- _Your goal_
Quote the whole listing word for word. Do not include the pictures.

- _Stored records_
= = = =

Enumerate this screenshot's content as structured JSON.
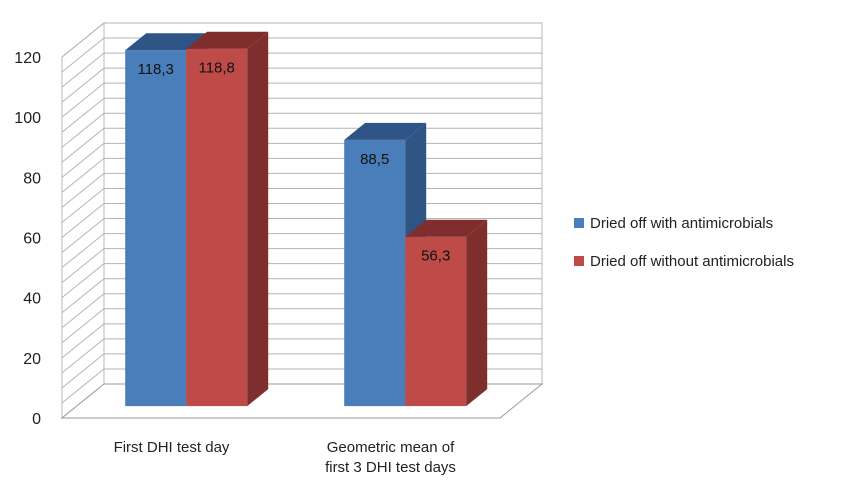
{
  "chart_data": {
    "type": "bar",
    "categories": [
      "First DHI test day",
      "Geometric mean of first 3 DHI test days"
    ],
    "category_label_lines": [
      [
        "First DHI test day"
      ],
      [
        "Geometric mean of",
        "first 3 DHI test days"
      ]
    ],
    "series": [
      {
        "name": "Dried off with antimicrobials",
        "values": [
          118.3,
          88.5
        ],
        "labels": [
          "118,3",
          "88,5"
        ],
        "color": "#4a7ebb",
        "dark": "#2f5486"
      },
      {
        "name": "Dried off without antimicrobials",
        "values": [
          118.8,
          56.3
        ],
        "labels": [
          "118,8",
          "56,3"
        ],
        "color": "#be4b48",
        "dark": "#7e2f2d"
      }
    ],
    "yticks": [
      "0",
      "20",
      "40",
      "60",
      "80",
      "100",
      "120"
    ],
    "ylim": [
      0,
      120
    ],
    "title": "",
    "xlabel": "",
    "ylabel": "",
    "grid": true,
    "legend_position": "right"
  }
}
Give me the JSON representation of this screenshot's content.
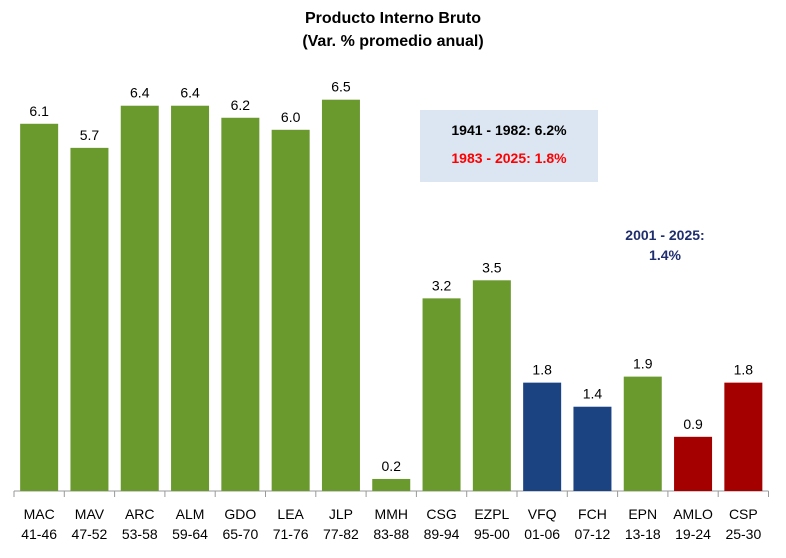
{
  "chart_data": {
    "type": "bar",
    "title": "Producto Interno Bruto",
    "subtitle": "(Var. % promedio anual)",
    "categories": [
      [
        "MAC",
        "41-46"
      ],
      [
        "MAV",
        "47-52"
      ],
      [
        "ARC",
        "53-58"
      ],
      [
        "ALM",
        "59-64"
      ],
      [
        "GDO",
        "65-70"
      ],
      [
        "LEA",
        "71-76"
      ],
      [
        "JLP",
        "77-82"
      ],
      [
        "MMH",
        "83-88"
      ],
      [
        "CSG",
        "89-94"
      ],
      [
        "EZPL",
        "95-00"
      ],
      [
        "VFQ",
        "01-06"
      ],
      [
        "FCH",
        "07-12"
      ],
      [
        "EPN",
        "13-18"
      ],
      [
        "AMLO",
        "19-24"
      ],
      [
        "CSP",
        "25-30"
      ]
    ],
    "values": [
      6.1,
      5.7,
      6.4,
      6.4,
      6.2,
      6.0,
      6.5,
      0.2,
      3.2,
      3.5,
      1.8,
      1.4,
      1.9,
      0.9,
      1.8
    ],
    "value_labels": [
      "6.1",
      "5.7",
      "6.4",
      "6.4",
      "6.2",
      "6.0",
      "6.5",
      "0.2",
      "3.2",
      "3.5",
      "1.8",
      "1.4",
      "1.9",
      "0.9",
      "1.8"
    ],
    "bar_colors": [
      "#6a992e",
      "#6a992e",
      "#6a992e",
      "#6a992e",
      "#6a992e",
      "#6a992e",
      "#6a992e",
      "#6a992e",
      "#6a992e",
      "#6a992e",
      "#1b4382",
      "#1b4382",
      "#6a992e",
      "#a50000",
      "#a50000"
    ],
    "ylim": [
      0,
      7
    ],
    "grid": false,
    "annotations": {
      "period1": "1941 - 1982:  6.2%",
      "period2": "1983 - 2025:  1.8%",
      "period3_line1": "2001 - 2025:",
      "period3_line2": "1.4%"
    },
    "annotation_colors": {
      "period1": "#000000",
      "period2": "#ff0000",
      "period3": "#1f2e6e",
      "box": "#dce6f2"
    }
  }
}
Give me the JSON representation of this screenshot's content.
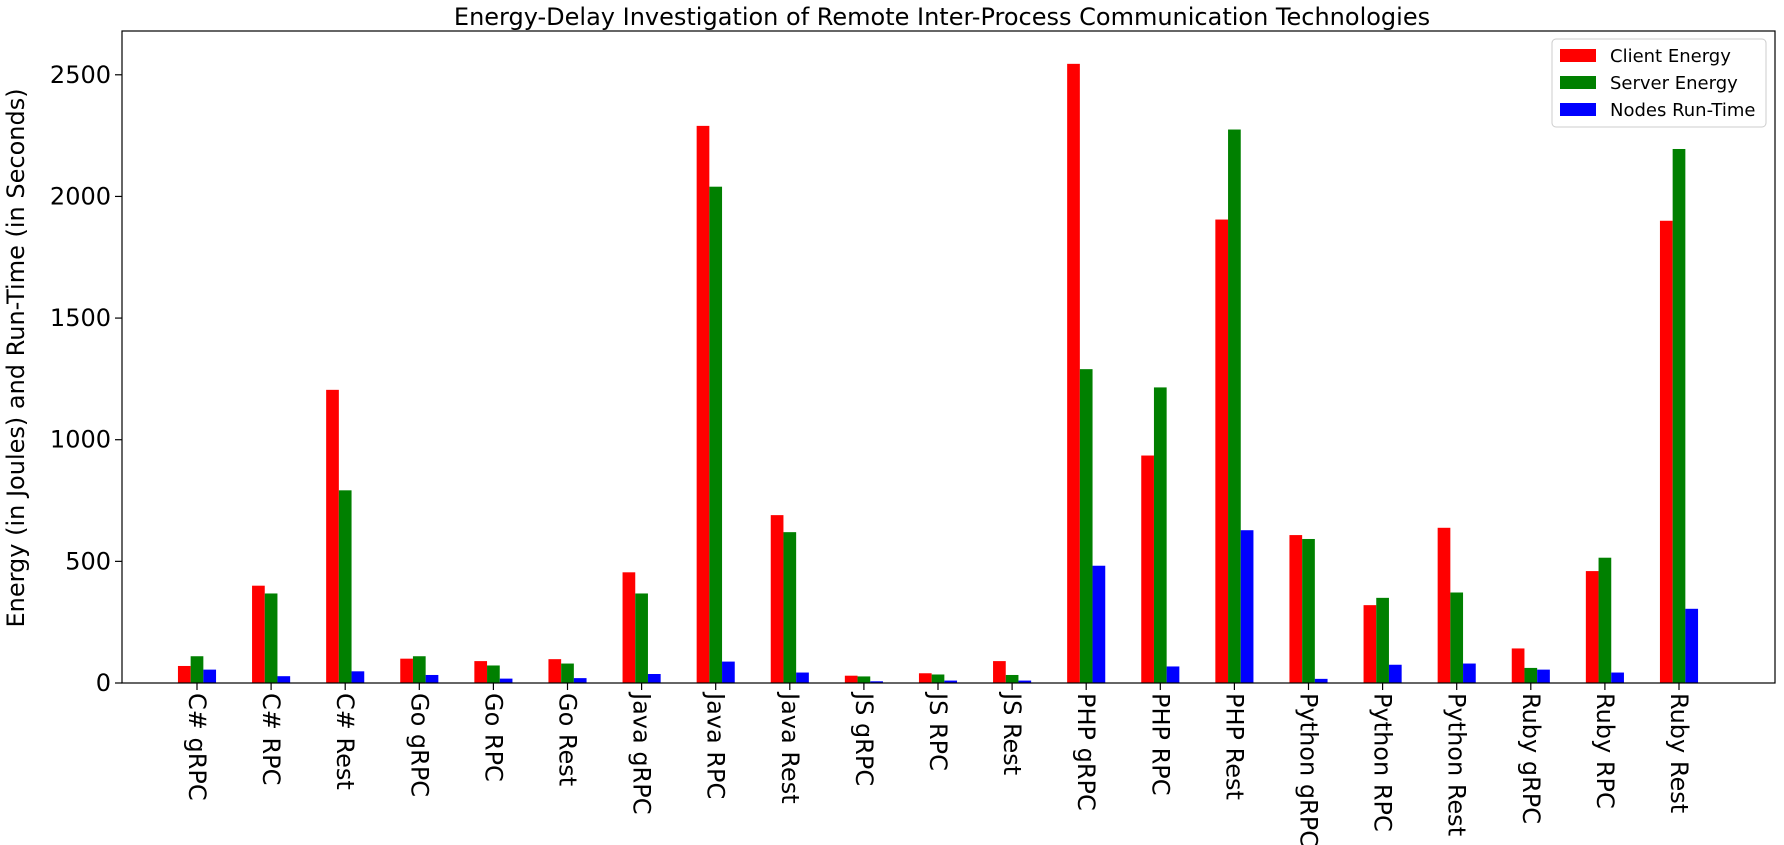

= = = =

- _The answer_
Enumerate this screenshot's content as structured JSON.
{
  "chart_data": {
    "type": "bar",
    "categories": [
      "First DHI test day",
      "Geometric mean of first 3 DHI test days"
    ],
    "category_label_lines": [
      [
        "First DHI test day"
      ],
      [
        "Geometric mean of",
        "first 3 DHI test days"
      ]
    ],
    "series": [
      {
        "name": "Dried off with antimicrobials",
        "values": [
          118.3,
          88.5
        ],
        "labels": [
          "118,3",
          "88,5"
        ],
        "color": "#4a7ebb",
        "dark": "#2f5486"
      },
      {
        "name": "Dried off without antimicrobials",
        "values": [
          118.8,
          56.3
        ],
        "labels": [
          "118,8",
          "56,3"
        ],
        "color": "#be4b48",
        "dark": "#7e2f2d"
      }
    ],
    "yticks": [
      "0",
      "20",
      "40",
      "60",
      "80",
      "100",
      "120"
    ],
    "ylim": [
      0,
      120
    ],
    "title": "",
    "xlabel": "",
    "ylabel": "",
    "grid": true,
    "legend_position": "right"
  }
}
Give me the JSON representation of this screenshot's content.
{
  "chart_data": {
    "type": "bar",
    "title": "Producto Interno Bruto",
    "subtitle": "(Var. % promedio anual)",
    "categories": [
      [
        "MAC",
        "41-46"
      ],
      [
        "MAV",
        "47-52"
      ],
      [
        "ARC",
        "53-58"
      ],
      [
        "ALM",
        "59-64"
      ],
      [
        "GDO",
        "65-70"
      ],
      [
        "LEA",
        "71-76"
      ],
      [
        "JLP",
        "77-82"
      ],
      [
        "MMH",
        "83-88"
      ],
      [
        "CSG",
        "89-94"
      ],
      [
        "EZPL",
        "95-00"
      ],
      [
        "VFQ",
        "01-06"
      ],
      [
        "FCH",
        "07-12"
      ],
      [
        "EPN",
        "13-18"
      ],
      [
        "AMLO",
        "19-24"
      ],
      [
        "CSP",
        "25-30"
      ]
    ],
    "values": [
      6.1,
      5.7,
      6.4,
      6.4,
      6.2,
      6.0,
      6.5,
      0.2,
      3.2,
      3.5,
      1.8,
      1.4,
      1.9,
      0.9,
      1.8
    ],
    "value_labels": [
      "6.1",
      "5.7",
      "6.4",
      "6.4",
      "6.2",
      "6.0",
      "6.5",
      "0.2",
      "3.2",
      "3.5",
      "1.8",
      "1.4",
      "1.9",
      "0.9",
      "1.8"
    ],
    "bar_colors": [
      "#6a992e",
      "#6a992e",
      "#6a992e",
      "#6a992e",
      "#6a992e",
      "#6a992e",
      "#6a992e",
      "#6a992e",
      "#6a992e",
      "#6a992e",
      "#1b4382",
      "#1b4382",
      "#6a992e",
      "#a50000",
      "#a50000"
    ],
    "ylim": [
      0,
      7
    ],
    "grid": false,
    "annotations": {
      "period1": "1941 - 1982:  6.2%",
      "period2": "1983 - 2025:  1.8%",
      "period3_line1": "2001 - 2025:",
      "period3_line2": "1.4%"
    },
    "annotation_colors": {
      "period1": "#000000",
      "period2": "#ff0000",
      "period3": "#1f2e6e",
      "box": "#dce6f2"
    }
  }
}
Give me the JSON representation of this screenshot's content.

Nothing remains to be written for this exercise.